Written instruction
Scan each line of the records for the word "JSON" and extract the ones that have it.

▬▬▬

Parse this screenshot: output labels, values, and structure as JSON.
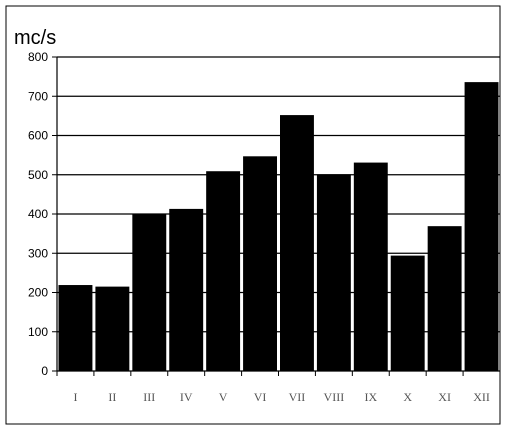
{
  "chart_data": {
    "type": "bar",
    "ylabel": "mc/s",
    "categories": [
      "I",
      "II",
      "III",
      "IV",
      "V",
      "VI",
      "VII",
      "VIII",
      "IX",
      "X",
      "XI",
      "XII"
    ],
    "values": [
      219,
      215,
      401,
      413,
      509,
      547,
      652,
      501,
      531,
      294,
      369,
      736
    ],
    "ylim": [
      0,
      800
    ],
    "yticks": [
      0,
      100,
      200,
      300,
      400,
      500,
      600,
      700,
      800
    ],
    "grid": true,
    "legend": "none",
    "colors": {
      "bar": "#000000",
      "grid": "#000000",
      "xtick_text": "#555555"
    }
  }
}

▬▬▬

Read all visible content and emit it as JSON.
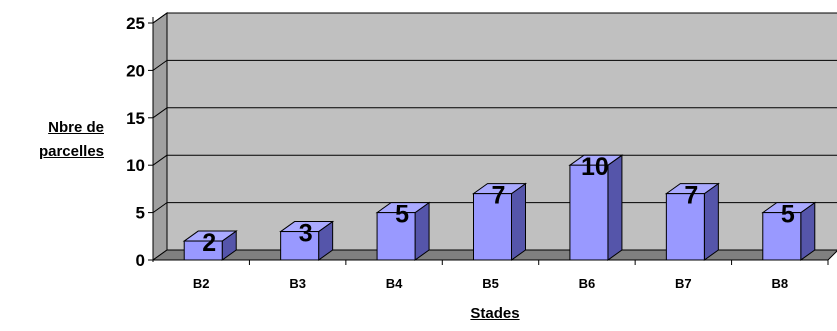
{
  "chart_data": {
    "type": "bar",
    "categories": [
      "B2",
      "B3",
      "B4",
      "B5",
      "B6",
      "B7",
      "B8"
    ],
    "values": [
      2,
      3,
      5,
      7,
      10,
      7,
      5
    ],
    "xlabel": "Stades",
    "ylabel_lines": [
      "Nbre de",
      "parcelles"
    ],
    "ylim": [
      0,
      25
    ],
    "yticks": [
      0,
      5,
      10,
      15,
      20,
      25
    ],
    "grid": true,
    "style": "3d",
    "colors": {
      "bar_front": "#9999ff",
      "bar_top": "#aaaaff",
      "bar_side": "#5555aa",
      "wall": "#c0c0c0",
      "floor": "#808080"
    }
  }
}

▬▬▬

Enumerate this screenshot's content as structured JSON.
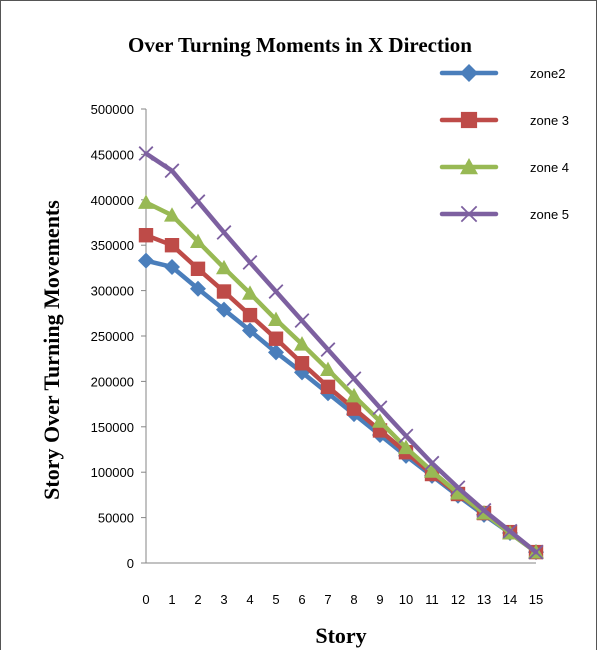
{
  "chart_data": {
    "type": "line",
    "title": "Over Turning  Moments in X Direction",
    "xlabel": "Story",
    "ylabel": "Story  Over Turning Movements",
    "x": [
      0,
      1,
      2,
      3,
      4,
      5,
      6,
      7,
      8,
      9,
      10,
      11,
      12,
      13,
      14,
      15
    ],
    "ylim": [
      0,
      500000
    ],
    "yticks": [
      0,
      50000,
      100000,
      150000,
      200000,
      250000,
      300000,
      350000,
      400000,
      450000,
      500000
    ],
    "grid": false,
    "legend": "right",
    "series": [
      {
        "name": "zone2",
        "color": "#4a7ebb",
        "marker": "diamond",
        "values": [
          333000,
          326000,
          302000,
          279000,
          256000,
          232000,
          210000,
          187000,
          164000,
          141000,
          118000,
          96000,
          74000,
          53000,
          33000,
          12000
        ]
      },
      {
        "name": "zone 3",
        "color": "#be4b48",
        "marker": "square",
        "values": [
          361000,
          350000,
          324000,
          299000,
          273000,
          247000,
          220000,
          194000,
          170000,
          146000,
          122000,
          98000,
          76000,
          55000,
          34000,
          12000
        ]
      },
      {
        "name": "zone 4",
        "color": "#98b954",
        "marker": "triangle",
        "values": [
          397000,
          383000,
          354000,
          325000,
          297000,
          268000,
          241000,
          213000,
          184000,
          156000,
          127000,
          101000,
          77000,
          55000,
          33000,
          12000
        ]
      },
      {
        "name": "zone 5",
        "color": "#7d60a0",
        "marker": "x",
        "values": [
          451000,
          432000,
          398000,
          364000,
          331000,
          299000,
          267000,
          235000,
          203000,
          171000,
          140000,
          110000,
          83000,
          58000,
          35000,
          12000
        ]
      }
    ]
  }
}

▬▬▬

Exercise response
Parse this screenshot: output labels, values, and structure as JSON.
Read all visible content and emit it as JSON.
Enumerate this screenshot's content as structured JSON.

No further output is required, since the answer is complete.